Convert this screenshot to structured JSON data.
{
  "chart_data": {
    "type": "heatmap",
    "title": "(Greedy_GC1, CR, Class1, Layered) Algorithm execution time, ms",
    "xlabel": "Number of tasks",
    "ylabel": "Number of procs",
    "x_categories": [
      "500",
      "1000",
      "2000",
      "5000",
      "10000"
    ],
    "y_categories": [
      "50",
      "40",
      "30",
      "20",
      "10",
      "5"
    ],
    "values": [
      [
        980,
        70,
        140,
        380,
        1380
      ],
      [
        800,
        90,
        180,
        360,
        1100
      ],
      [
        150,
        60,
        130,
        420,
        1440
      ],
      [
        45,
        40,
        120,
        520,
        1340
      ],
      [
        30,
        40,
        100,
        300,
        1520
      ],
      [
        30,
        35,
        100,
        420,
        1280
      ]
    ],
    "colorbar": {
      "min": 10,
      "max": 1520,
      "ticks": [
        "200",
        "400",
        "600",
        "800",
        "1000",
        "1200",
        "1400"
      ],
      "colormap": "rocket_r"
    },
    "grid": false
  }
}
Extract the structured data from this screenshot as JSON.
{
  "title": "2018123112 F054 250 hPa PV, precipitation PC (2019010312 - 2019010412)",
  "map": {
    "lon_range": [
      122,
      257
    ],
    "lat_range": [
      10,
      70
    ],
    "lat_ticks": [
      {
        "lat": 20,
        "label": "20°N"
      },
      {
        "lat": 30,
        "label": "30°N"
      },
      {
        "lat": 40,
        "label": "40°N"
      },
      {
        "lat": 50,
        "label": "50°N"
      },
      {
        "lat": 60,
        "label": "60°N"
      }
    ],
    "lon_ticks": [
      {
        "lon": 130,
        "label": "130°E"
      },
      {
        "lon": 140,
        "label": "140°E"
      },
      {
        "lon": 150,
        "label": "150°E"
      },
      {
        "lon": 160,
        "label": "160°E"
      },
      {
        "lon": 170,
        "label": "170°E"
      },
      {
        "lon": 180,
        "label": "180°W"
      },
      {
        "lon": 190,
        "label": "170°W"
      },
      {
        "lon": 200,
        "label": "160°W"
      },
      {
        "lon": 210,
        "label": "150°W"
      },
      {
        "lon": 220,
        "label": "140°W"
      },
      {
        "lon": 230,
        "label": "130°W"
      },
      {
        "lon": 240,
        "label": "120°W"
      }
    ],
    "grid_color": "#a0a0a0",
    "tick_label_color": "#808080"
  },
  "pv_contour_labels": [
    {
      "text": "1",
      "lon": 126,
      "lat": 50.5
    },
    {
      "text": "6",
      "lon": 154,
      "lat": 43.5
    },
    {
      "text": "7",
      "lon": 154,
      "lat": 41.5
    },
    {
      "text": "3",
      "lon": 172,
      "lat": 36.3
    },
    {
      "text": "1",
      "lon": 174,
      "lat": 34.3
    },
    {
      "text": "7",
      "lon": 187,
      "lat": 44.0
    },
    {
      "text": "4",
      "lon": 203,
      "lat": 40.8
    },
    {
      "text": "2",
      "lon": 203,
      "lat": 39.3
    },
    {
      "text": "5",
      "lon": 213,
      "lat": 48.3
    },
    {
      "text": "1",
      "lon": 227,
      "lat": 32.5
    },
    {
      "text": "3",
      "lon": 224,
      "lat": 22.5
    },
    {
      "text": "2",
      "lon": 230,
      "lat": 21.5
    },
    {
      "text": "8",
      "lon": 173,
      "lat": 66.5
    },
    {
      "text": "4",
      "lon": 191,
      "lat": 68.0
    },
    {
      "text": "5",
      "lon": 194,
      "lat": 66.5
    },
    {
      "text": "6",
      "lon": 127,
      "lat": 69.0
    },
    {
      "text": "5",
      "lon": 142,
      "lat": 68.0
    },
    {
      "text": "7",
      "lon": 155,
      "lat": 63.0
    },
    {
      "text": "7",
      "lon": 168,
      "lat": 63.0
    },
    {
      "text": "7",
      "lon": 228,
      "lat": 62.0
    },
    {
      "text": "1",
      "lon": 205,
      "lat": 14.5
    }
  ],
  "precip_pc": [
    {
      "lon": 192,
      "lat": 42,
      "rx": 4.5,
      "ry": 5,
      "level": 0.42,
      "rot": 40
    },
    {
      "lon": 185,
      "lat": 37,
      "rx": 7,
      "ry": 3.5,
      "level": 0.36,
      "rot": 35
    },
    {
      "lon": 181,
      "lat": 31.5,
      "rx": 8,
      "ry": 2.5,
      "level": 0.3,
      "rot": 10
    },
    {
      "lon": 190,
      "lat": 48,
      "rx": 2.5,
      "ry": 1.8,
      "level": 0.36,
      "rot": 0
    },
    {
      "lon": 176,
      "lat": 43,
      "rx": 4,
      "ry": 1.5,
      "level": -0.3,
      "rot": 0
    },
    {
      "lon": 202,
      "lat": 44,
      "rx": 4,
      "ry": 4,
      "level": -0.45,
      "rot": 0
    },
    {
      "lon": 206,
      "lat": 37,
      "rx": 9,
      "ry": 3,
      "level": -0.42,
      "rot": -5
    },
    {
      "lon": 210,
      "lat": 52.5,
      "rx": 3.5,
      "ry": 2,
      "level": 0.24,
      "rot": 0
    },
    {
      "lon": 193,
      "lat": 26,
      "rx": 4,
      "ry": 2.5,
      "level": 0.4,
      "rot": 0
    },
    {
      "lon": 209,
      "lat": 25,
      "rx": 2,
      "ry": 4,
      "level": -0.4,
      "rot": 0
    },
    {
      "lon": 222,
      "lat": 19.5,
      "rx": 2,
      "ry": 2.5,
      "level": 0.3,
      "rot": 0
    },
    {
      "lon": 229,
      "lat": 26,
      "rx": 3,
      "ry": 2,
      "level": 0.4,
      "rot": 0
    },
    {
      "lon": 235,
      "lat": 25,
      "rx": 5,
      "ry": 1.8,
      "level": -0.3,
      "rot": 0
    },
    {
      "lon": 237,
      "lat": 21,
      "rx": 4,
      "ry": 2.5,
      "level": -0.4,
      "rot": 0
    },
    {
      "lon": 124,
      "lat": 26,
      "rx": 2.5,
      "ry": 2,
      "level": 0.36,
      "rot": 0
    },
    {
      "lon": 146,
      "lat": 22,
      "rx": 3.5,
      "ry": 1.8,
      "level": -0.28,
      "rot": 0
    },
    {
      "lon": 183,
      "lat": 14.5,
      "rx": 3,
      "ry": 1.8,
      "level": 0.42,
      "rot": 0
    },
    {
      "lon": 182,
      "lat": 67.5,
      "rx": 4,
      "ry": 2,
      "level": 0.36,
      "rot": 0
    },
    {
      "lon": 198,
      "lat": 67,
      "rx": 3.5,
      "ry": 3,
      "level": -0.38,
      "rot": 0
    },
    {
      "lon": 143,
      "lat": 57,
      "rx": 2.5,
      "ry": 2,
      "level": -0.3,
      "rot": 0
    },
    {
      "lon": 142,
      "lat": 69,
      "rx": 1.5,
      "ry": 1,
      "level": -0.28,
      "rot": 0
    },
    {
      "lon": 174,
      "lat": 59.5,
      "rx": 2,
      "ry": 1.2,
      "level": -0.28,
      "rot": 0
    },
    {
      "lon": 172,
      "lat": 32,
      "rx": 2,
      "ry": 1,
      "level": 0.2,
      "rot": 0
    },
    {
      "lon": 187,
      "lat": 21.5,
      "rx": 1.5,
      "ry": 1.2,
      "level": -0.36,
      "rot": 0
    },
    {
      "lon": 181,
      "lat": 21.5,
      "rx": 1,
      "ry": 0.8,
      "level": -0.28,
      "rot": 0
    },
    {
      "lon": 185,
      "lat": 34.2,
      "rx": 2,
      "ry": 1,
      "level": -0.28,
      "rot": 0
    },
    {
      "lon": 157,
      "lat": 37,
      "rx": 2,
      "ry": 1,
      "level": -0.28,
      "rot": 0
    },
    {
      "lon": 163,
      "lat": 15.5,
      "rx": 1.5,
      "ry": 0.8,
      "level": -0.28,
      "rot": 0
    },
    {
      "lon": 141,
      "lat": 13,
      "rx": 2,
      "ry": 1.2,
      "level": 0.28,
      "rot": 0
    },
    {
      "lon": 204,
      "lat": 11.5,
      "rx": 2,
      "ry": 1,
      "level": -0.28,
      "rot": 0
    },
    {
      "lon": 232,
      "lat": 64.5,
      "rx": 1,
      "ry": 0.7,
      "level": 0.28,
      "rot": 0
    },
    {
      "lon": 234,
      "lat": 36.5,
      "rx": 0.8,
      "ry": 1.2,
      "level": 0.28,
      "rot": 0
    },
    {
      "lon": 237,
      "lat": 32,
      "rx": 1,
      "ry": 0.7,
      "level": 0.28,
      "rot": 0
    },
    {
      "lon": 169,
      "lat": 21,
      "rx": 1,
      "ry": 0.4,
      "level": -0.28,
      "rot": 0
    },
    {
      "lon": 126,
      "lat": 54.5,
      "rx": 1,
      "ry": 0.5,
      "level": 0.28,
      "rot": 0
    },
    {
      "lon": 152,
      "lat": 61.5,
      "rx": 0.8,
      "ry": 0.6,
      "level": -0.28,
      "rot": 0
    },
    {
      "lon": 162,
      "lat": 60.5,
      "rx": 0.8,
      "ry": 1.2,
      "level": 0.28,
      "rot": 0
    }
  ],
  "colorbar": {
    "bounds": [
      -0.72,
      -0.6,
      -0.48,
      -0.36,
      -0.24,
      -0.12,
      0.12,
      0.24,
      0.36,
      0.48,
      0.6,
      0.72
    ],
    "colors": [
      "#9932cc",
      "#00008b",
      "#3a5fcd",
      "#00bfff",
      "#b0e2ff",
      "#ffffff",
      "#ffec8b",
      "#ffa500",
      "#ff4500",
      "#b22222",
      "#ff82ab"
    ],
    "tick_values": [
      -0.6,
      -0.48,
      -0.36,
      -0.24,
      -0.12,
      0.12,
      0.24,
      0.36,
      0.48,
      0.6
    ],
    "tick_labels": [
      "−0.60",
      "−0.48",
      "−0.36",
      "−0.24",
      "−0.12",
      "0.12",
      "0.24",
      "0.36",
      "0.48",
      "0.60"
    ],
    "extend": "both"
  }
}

☆ ☆ ☆ ☆ ☆ ☆ ☆

Go through the records. Copy each line where "Number" appears.

    "xlabel": "Number of tasks",
    "ylabel": "Number of procs",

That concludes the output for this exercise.